> [Texte proposé]
####################

ÉCOUEN - Mis à part quelques bibliophiles férus de manuscrits et d’histoire, qui connaît le nom de Geoffroy Tory ? Imprimeur du roi François Ier de 1531 à 1533, date de sa mort, on lui doit entre autres l’introduction de la cédille dans les caractères d’imprimerie.
La postérité aura retenu un autre nom, celui de « Garamond », connu pour le caractère typographique qui porte aujourd’hui son nom, héritier de Tory dans le monde de l’imprimerie parisienne du XVIe siècle. C’était donc un pari risqué de la part du Musée de la Renaissance comme de la Bibliothèque nationale de France (BNF) d’exposer les livres et reliures d’un (relatif) inconnu dans les salles du château d’Écouen (Val-d’Oise). Et pourtant, ce qui aurait pu n’être qu’un plaisir pour connaisseurs avertis se révèle être une passionnante exploration, un jeu de piste autour de la langue française et des livres en général. Dans le premier tiers du XVIe siècle se jouent en Europe des changements profonds dans tous les domaines : les troupes françaises sillonnent l’Italie, les régions allemandes sont en ébullition. Paris est à l’écoute des avancées techniques et des idées nouvelles de l’« humanisme ». À cet égard, une figure comme celle de Geoffroy Tory (v. 1480-1533) est tout à fait représentative d’un certain milieu parisien, carrefour entre l’Allemagne et l’Italie durant ces années. Si l’imprimerie française naît aux alentours de 1470 dans le Quartier latin à Paris, elle reste encore inféodée au modèle du manuscrit, dans sa mise en page, sa typographie gothique et la place qu’y tient l’enluminure peinte. Tory canalise et accélère des transformations dans une imprimerie déjà rodée mais imitant encore le manuscrit gothique. À sa suite, le livre français bascule dans une dimension plus latine, humaniste et ouverte aux échanges européens.

####################

> [Informations fournies]
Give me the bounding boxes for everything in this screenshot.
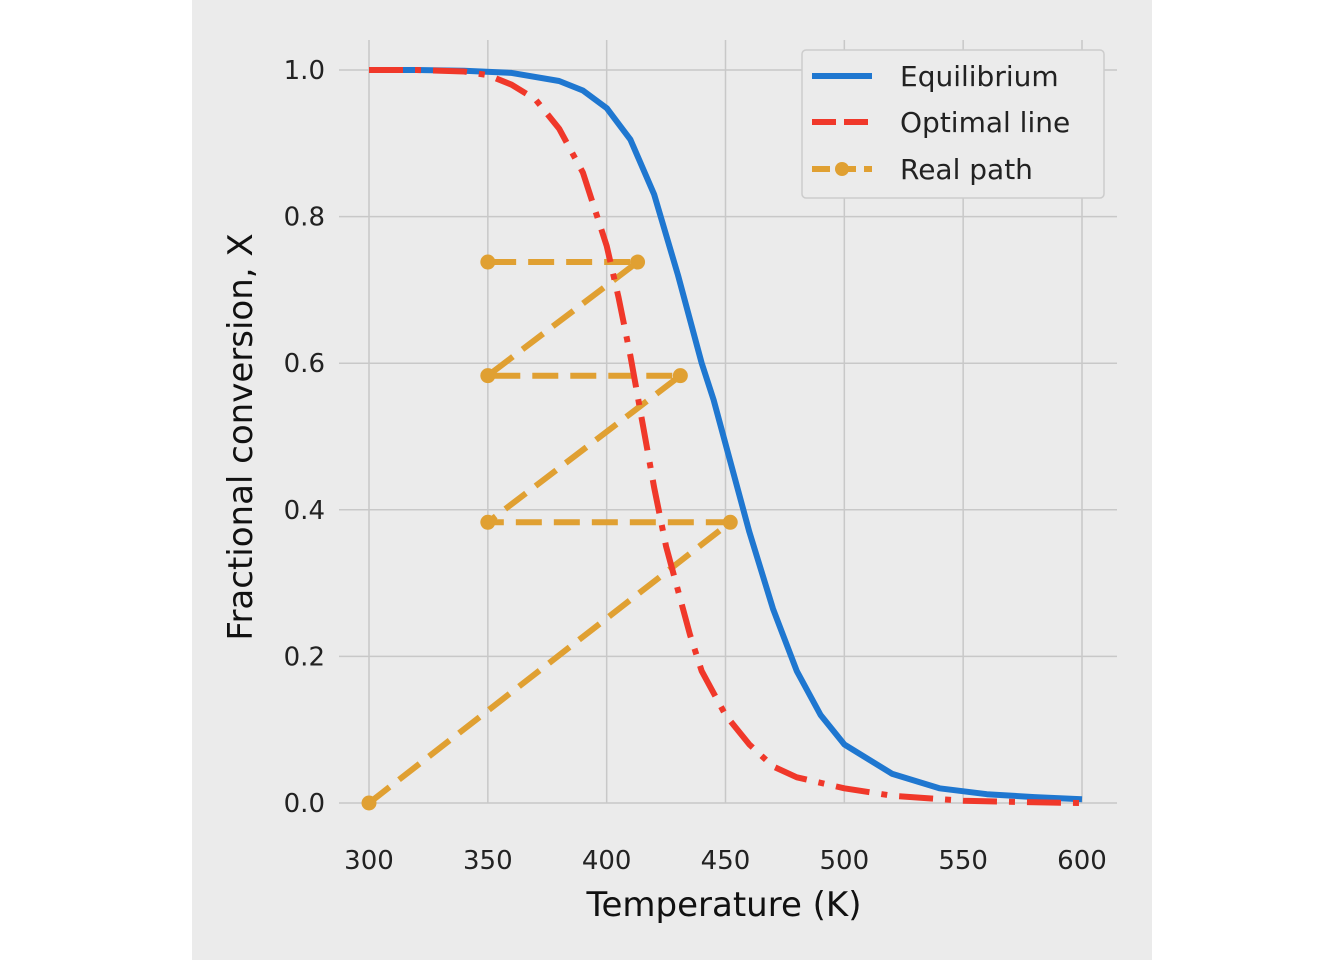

####################

> [Énoncé du problème]
Recopiez mot pour mot le passage du texte sur Geoffroy Tory qui va de « ÉCOUEN - Mis » à « les caractères d’imprimerie. ». Le matériel fourni n'a aucun rapport avec le texte sur Geoffroy Tory.

> [Réponse proposée]
ÉCOUEN - Mis à part quelques bibliophiles férus de manuscrits et d’histoire, qui connaît le nom de Geoffroy Tory ? Imprimeur du roi François Ier de 1531 à 1533, date de sa mort, on lui doit entre autres l’introduction de la cédille dans les caractères d’imprimerie.